───── Record extracts
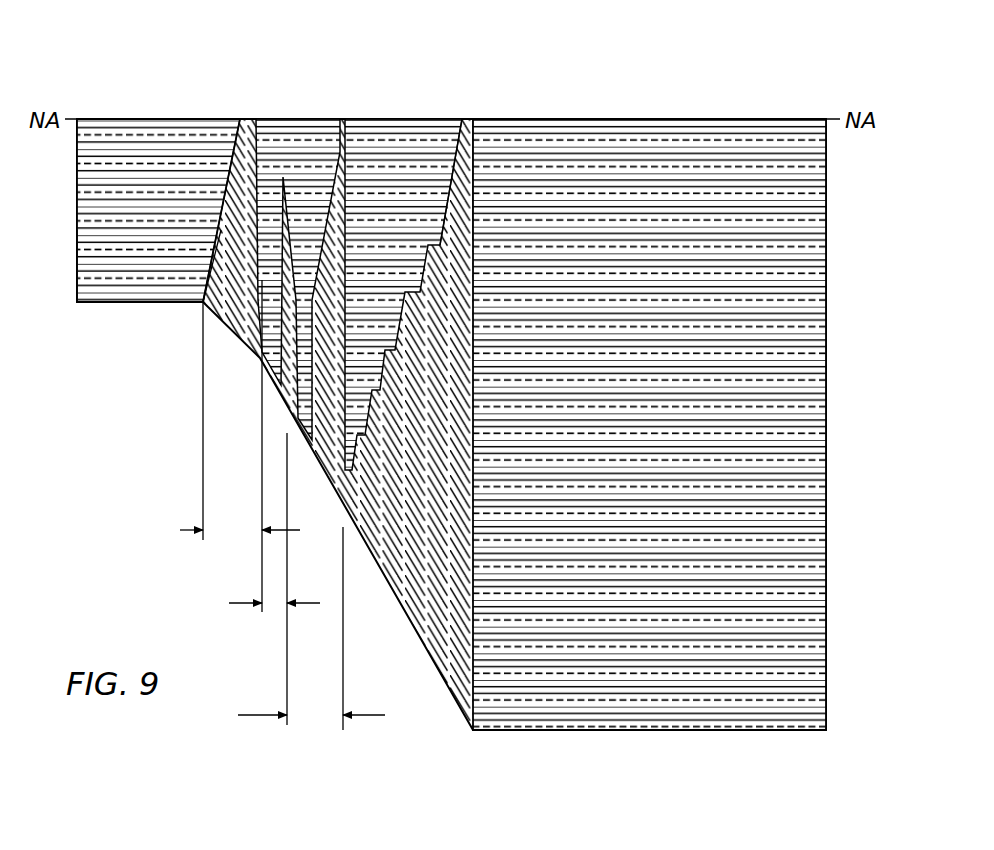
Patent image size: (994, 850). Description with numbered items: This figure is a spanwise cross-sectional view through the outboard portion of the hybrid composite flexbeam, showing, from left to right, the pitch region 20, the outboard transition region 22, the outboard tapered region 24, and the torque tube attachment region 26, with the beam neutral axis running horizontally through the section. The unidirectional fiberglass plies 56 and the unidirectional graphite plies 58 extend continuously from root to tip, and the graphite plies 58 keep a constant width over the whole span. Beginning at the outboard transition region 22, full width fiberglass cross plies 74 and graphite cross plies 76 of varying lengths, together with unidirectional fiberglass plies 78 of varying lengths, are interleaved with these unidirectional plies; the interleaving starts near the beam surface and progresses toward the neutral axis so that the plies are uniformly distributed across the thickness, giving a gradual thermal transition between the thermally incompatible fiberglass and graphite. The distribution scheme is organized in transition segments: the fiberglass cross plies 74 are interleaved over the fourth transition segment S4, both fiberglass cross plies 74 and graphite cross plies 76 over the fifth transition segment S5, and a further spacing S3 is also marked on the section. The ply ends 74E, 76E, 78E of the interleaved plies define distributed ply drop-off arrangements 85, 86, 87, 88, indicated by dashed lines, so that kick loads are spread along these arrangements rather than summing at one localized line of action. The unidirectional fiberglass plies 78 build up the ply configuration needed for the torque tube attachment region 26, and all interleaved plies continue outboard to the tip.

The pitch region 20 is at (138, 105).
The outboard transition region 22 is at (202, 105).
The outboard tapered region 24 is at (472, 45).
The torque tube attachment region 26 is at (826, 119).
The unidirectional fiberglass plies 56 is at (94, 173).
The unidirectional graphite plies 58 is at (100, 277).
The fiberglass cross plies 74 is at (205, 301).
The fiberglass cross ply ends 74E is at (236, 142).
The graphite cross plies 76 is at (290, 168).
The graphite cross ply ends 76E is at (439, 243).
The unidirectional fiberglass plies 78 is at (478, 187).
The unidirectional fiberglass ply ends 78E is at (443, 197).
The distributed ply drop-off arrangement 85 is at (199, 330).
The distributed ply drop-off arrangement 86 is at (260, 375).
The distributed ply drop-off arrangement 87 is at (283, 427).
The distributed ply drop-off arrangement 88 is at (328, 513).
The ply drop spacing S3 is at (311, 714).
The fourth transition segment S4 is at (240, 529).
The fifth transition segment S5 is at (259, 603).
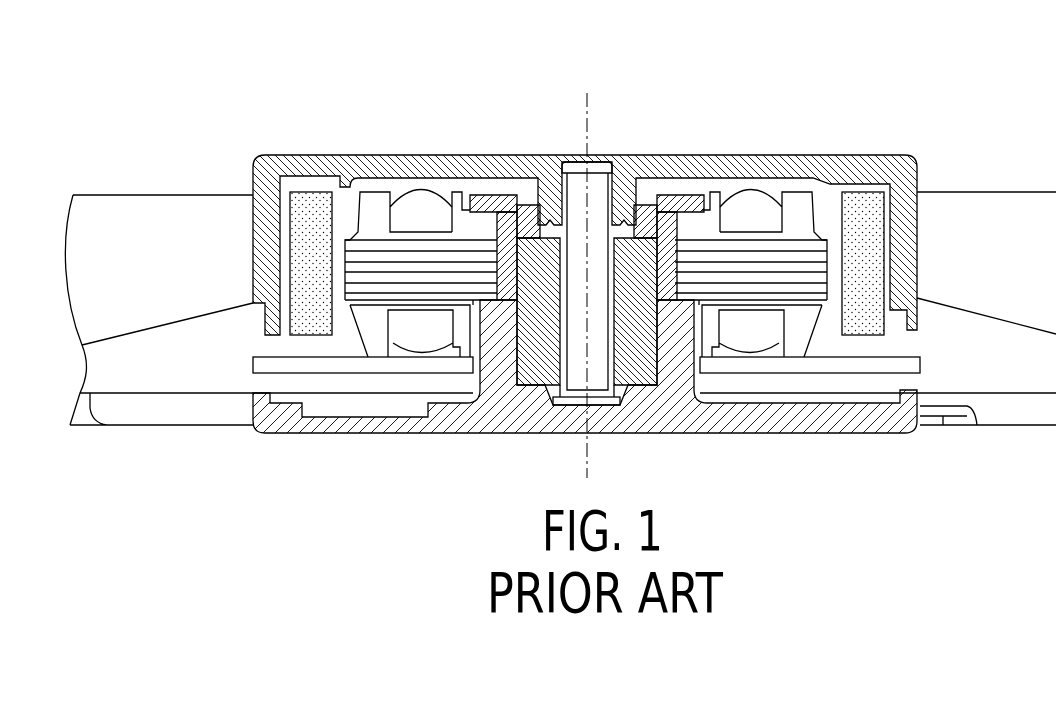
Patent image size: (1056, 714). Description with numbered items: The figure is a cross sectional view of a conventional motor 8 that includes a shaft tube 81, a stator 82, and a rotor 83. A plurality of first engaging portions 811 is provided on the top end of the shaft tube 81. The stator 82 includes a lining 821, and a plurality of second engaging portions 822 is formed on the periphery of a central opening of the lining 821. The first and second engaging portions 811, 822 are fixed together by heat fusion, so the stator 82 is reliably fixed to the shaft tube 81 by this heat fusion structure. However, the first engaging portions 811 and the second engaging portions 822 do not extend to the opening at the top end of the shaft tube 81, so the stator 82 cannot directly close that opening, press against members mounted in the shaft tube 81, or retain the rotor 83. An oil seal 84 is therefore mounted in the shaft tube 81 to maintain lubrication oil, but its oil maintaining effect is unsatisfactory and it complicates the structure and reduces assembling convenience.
──────────
Goal
Copy every line of the records word for word, leaving out the pictures.

Output
Patent image size: (994, 850). Description with numbered items: This figure is a spanwise cross-sectional view through the outboard portion of the hybrid composite flexbeam, showing, from left to right, the pitch region 20, the outboard transition region 22, the outboard tapered region 24, and the torque tube attachment region 26, with the beam neutral axis running horizontally through the section. The unidirectional fiberglass plies 56 and the unidirectional graphite plies 58 extend continuously from root to tip, and the graphite plies 58 keep a constant width over the whole span. Beginning at the outboard transition region 22, full width fiberglass cross plies 74 and graphite cross plies 76 of varying lengths, together with unidirectional fiberglass plies 78 of varying lengths, are interleaved with these unidirectional plies; the interleaving starts near the beam surface and progresses toward the neutral axis so that the plies are uniformly distributed across the thickness, giving a gradual thermal transition between the thermally incompatible fiberglass and graphite. The distribution scheme is organized in transition segments: the fiberglass cross plies 74 are interleaved over the fourth transition segment S4, both fiberglass cross plies 74 and graphite cross plies 76 over the fifth transition segment S5, and a further spacing S3 is also marked on the section. The ply ends 74E, 76E, 78E of the interleaved plies define distributed ply drop-off arrangements 85, 86, 87, 88, indicated by dashed lines, so that kick loads are spread along these arrangements rather than summing at one localized line of action. The unidirectional fiberglass plies 78 build up the ply configuration needed for the torque tube attachment region 26, and all interleaved plies continue outboard to the tip.

The pitch region 20 is at (138, 105).
The outboard transition region 22 is at (202, 105).
The outboard tapered region 24 is at (472, 45).
The torque tube attachment region 26 is at (826, 119).
The unidirectional fiberglass plies 56 is at (94, 173).
The unidirectional graphite plies 58 is at (100, 277).
The fiberglass cross plies 74 is at (205, 301).
The fiberglass cross ply ends 74E is at (236, 142).
The graphite cross plies 76 is at (290, 168).
The graphite cross ply ends 76E is at (439, 243).
The unidirectional fiberglass plies 78 is at (478, 187).
The unidirectional fiberglass ply ends 78E is at (443, 197).
The distributed ply drop-off arrangement 85 is at (199, 330).
The distributed ply drop-off arrangement 86 is at (260, 375).
The distributed ply drop-off arrangement 87 is at (283, 427).
The distributed ply drop-off arrangement 88 is at (328, 513).
The ply drop spacing S3 is at (311, 714).
The fourth transition segment S4 is at (240, 529).
The fifth transition segment S5 is at (259, 603).
Patent image size: (1056, 714). Description with numbered items: The figure is a cross sectional view of a conventional motor 8 that includes a shaft tube 81, a stator 82, and a rotor 83. A plurality of first engaging portions 811 is provided on the top end of the shaft tube 81. The stator 82 includes a lining 821, and a plurality of second engaging portions 822 is formed on the periphery of a central opening of the lining 821. The first and second engaging portions 811, 822 are fixed together by heat fusion, so the stator 82 is reliably fixed to the shaft tube 81 by this heat fusion structure. However, the first engaging portions 811 and the second engaging portions 822 do not extend to the opening at the top end of the shaft tube 81, so the stator 82 cannot directly close that opening, press against members mounted in the shaft tube 81, or retain the rotor 83. An oil seal 84 is therefore mounted in the shaft tube 81 to maintain lubrication oil, but its oil maintaining effect is unsatisfactory and it complicates the structure and reduces assembling convenience.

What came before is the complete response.